→ Problem requirements
Find the lines containing "виступ" and say how many there are, with no other words.

• • • • •

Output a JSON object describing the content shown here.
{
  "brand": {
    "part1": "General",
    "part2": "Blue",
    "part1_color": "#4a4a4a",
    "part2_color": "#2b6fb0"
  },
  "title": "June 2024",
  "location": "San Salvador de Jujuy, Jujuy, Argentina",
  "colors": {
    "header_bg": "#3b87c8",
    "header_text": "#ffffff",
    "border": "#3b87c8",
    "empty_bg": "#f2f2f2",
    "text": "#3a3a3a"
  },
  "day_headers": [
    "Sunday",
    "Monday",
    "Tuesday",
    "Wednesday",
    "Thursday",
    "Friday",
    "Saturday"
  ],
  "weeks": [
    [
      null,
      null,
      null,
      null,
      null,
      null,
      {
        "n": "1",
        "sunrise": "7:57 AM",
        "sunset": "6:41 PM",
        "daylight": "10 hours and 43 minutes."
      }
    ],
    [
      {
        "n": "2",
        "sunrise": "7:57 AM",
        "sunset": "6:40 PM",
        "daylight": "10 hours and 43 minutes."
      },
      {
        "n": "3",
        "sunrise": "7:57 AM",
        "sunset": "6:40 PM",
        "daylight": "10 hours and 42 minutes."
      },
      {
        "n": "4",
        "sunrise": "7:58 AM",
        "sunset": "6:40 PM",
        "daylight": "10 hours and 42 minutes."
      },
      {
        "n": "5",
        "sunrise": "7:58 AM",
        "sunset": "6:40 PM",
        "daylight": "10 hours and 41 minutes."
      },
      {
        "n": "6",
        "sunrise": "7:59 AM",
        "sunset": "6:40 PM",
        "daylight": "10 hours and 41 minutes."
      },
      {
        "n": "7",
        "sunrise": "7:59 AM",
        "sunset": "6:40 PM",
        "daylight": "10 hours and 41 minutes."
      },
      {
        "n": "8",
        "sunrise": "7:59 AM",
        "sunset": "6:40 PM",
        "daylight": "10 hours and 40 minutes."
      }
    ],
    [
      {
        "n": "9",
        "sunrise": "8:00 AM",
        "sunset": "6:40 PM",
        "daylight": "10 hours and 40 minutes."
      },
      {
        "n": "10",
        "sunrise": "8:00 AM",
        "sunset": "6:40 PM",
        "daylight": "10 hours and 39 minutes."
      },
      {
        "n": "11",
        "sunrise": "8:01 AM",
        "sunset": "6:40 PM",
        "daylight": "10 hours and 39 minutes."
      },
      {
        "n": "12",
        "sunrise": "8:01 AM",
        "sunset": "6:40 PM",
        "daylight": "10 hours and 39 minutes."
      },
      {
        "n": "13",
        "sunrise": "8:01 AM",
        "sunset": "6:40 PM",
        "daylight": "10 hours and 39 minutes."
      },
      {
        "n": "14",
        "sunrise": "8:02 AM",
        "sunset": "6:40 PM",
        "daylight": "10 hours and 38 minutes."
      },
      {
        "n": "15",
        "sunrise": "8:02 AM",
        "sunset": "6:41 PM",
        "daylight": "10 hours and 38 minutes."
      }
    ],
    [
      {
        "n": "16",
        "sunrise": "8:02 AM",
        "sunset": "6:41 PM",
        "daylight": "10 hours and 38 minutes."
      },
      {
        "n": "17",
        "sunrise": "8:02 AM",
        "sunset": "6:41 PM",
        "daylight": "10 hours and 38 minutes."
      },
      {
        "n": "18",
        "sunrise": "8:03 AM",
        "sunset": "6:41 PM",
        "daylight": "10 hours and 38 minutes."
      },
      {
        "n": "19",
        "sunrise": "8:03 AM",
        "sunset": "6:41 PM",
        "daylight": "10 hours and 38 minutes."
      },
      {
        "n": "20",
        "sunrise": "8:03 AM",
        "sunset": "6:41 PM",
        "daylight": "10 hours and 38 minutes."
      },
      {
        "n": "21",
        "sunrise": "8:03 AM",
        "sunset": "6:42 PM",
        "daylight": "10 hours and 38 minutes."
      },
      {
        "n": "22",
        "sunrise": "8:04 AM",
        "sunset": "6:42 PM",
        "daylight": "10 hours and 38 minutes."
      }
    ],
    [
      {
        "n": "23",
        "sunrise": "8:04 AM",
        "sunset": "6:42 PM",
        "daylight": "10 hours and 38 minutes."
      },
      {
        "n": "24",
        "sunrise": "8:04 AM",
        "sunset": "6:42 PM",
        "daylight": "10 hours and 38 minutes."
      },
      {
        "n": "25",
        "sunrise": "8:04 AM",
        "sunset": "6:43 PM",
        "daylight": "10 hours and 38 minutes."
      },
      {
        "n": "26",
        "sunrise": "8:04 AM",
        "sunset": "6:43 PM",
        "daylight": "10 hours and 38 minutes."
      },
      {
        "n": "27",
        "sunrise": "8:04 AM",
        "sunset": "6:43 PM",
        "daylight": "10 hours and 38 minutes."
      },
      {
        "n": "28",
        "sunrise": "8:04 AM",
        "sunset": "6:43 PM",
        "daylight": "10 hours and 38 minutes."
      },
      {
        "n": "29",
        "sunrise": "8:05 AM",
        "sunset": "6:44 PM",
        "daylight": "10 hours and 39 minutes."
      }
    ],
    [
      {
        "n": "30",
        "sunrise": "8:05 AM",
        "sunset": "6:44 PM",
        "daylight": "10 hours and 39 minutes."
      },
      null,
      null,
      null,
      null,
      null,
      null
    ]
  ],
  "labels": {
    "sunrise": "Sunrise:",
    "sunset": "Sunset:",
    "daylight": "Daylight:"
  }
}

• • • • •

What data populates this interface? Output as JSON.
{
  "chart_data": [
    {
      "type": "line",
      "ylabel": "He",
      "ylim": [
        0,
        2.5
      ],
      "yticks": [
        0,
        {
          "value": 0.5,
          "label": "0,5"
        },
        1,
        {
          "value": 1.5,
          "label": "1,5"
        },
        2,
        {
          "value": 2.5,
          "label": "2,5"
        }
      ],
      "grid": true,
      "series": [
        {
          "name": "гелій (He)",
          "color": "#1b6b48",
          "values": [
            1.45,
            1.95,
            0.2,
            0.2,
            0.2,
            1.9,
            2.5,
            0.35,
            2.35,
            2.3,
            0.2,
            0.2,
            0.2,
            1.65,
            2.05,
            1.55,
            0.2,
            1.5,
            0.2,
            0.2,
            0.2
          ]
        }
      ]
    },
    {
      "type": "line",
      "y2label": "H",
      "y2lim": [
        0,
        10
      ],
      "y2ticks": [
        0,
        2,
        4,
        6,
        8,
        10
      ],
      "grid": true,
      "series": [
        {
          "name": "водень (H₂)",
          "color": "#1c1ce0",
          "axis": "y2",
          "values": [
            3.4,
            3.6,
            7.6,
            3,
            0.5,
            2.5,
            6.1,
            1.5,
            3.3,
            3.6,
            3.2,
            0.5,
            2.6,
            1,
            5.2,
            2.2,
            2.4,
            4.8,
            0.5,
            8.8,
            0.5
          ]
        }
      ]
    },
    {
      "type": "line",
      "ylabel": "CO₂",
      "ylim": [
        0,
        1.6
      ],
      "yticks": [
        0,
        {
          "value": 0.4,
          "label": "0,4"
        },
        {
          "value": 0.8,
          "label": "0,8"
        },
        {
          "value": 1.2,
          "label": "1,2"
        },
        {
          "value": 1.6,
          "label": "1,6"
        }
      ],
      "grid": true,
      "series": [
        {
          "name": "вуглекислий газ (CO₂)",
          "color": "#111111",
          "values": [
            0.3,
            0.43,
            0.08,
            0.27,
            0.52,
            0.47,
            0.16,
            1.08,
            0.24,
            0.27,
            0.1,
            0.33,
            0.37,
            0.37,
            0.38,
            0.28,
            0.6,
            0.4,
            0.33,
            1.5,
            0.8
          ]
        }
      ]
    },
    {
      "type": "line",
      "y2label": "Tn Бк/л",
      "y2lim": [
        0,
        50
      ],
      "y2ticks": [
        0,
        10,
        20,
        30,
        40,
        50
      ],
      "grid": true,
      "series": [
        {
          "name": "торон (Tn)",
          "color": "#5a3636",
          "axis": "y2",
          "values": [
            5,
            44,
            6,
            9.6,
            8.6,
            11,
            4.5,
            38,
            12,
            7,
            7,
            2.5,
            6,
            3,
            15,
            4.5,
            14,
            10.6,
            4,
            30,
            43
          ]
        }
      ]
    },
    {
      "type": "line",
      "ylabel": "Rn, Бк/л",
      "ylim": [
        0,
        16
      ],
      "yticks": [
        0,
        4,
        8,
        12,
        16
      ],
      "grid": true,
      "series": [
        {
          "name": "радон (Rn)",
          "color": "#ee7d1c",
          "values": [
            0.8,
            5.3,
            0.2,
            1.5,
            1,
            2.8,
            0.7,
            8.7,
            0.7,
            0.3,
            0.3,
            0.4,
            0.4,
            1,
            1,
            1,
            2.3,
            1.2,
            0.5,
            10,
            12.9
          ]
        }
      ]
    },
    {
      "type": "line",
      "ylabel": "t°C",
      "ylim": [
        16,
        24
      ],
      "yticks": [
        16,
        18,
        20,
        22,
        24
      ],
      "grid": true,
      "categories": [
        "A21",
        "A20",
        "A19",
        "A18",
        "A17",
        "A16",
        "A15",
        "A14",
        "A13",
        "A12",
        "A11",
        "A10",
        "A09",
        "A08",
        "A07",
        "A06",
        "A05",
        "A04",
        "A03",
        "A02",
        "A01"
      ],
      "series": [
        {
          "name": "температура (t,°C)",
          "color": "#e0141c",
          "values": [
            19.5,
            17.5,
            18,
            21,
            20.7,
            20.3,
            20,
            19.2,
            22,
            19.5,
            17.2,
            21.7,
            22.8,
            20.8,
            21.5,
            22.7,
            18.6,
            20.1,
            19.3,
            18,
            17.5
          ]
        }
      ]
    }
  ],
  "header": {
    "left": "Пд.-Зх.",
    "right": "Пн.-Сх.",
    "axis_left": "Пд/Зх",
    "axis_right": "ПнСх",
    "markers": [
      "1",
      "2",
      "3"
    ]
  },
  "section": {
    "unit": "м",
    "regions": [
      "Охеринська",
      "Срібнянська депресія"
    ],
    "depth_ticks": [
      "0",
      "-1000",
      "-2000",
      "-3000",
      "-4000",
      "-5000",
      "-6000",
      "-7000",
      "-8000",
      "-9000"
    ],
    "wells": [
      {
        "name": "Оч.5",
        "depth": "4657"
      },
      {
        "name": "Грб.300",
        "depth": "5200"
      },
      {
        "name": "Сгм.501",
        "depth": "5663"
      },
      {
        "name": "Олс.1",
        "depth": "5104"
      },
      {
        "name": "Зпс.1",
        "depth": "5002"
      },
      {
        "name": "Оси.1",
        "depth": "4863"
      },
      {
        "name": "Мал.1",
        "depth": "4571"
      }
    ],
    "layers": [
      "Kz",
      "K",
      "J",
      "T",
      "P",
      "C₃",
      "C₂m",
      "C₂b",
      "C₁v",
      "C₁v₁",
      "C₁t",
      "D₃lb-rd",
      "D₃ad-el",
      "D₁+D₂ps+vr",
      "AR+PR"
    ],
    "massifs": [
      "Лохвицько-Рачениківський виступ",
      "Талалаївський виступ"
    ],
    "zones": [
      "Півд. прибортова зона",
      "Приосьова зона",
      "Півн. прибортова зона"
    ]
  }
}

• • • • •

→ Exercise answer
2